> **Task details**: Pictures aside, repeat every entry exactly.

BEGIN Dataset content

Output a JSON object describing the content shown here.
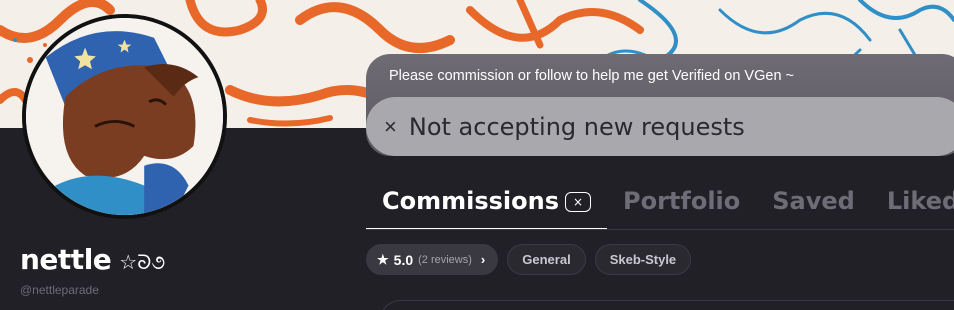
{
  "profile": {
    "name": "nettle",
    "name_decoration": "☆ᘐ૭",
    "handle": "@nettleparade"
  },
  "notice": {
    "message": "Please commission or follow to help me get Verified on VGen ~",
    "status_icon": "×",
    "status": "Not accepting new requests"
  },
  "tabs": [
    {
      "label": "Commissions",
      "badge": "×",
      "active": true
    },
    {
      "label": "Portfolio"
    },
    {
      "label": "Saved"
    },
    {
      "label": "Liked"
    }
  ],
  "chips": {
    "rating_icon": "star-icon",
    "rating_score": "5.0",
    "rating_reviews": "(2 reviews)",
    "rating_chevron": "›",
    "tags": [
      "General",
      "Skeb-Style"
    ]
  },
  "colors": {
    "background": "#212027",
    "banner_orange": "#e8682a",
    "banner_blue": "#2f8fc6",
    "pill": "#a9a8ad"
  }
}
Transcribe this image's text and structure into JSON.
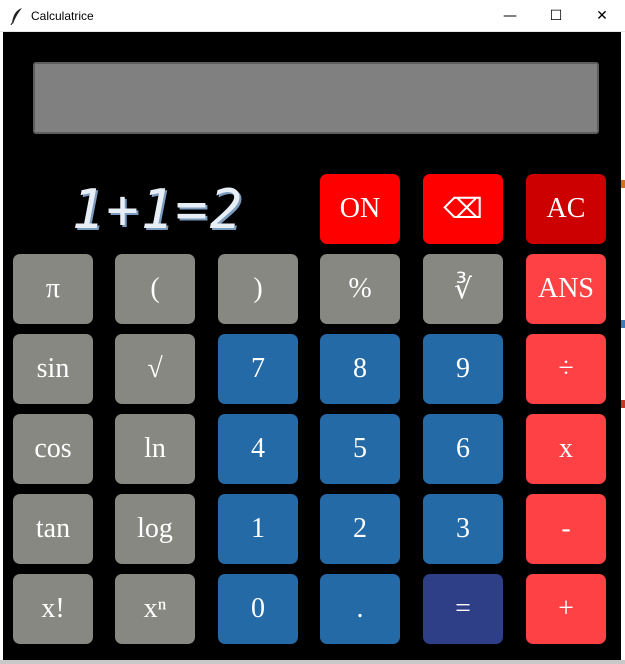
{
  "window": {
    "title": "Calculatrice",
    "icon": "feather-icon",
    "controls": {
      "minimize": "—",
      "maximize": "☐",
      "close": "✕"
    }
  },
  "display": {
    "input": "",
    "result_text": "1+1=2"
  },
  "colors": {
    "background": "#000000",
    "screen": "#808080",
    "function_key": "#888882",
    "digit_key": "#246aa6",
    "equals_key": "#2e3f88",
    "operator_key": "#fd4144",
    "on_key": "#ff0000",
    "ac_key": "#cc0000"
  },
  "keys": {
    "on": "ON",
    "backspace": "⌫",
    "ac": "AC",
    "pi": "π",
    "lparen": "(",
    "rparen": ")",
    "percent": "%",
    "cbrt": "∛",
    "ans": "ANS",
    "sin": "sin",
    "sqrt": "√",
    "seven": "7",
    "eight": "8",
    "nine": "9",
    "divide": "÷",
    "cos": "cos",
    "ln": "ln",
    "four": "4",
    "five": "5",
    "six": "6",
    "multiply": "x",
    "tan": "tan",
    "log": "log",
    "one": "1",
    "two": "2",
    "three": "3",
    "minus": "-",
    "factorial": "x!",
    "power": "xⁿ",
    "zero": "0",
    "dot": ".",
    "equals": "=",
    "plus": "+"
  }
}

END Dataset content

> **Reply**:
Output a JSON object describing the content shown here.
{
  "profile": {
    "name": "nettle",
    "name_decoration": "☆ᘐ૭",
    "handle": "@nettleparade"
  },
  "notice": {
    "message": "Please commission or follow to help me get Verified on VGen ~",
    "status_icon": "×",
    "status": "Not accepting new requests"
  },
  "tabs": [
    {
      "label": "Commissions",
      "badge": "×",
      "active": true
    },
    {
      "label": "Portfolio"
    },
    {
      "label": "Saved"
    },
    {
      "label": "Liked"
    }
  ],
  "chips": {
    "rating_icon": "star-icon",
    "rating_score": "5.0",
    "rating_reviews": "(2 reviews)",
    "rating_chevron": "›",
    "tags": [
      "General",
      "Skeb-Style"
    ]
  },
  "colors": {
    "background": "#212027",
    "banner_orange": "#e8682a",
    "banner_blue": "#2f8fc6",
    "pill": "#a9a8ad"
  }
}
Transcribe this image's text and structure into JSON.
{
  "window": {
    "title": "Calculatrice",
    "icon": "feather-icon",
    "controls": {
      "minimize": "—",
      "maximize": "☐",
      "close": "✕"
    }
  },
  "display": {
    "input": "",
    "result_text": "1+1=2"
  },
  "colors": {
    "background": "#000000",
    "screen": "#808080",
    "function_key": "#888882",
    "digit_key": "#246aa6",
    "equals_key": "#2e3f88",
    "operator_key": "#fd4144",
    "on_key": "#ff0000",
    "ac_key": "#cc0000"
  },
  "keys": {
    "on": "ON",
    "backspace": "⌫",
    "ac": "AC",
    "pi": "π",
    "lparen": "(",
    "rparen": ")",
    "percent": "%",
    "cbrt": "∛",
    "ans": "ANS",
    "sin": "sin",
    "sqrt": "√",
    "seven": "7",
    "eight": "8",
    "nine": "9",
    "divide": "÷",
    "cos": "cos",
    "ln": "ln",
    "four": "4",
    "five": "5",
    "six": "6",
    "multiply": "x",
    "tan": "tan",
    "log": "log",
    "one": "1",
    "two": "2",
    "three": "3",
    "minus": "-",
    "factorial": "x!",
    "power": "xⁿ",
    "zero": "0",
    "dot": ".",
    "equals": "=",
    "plus": "+"
  }
}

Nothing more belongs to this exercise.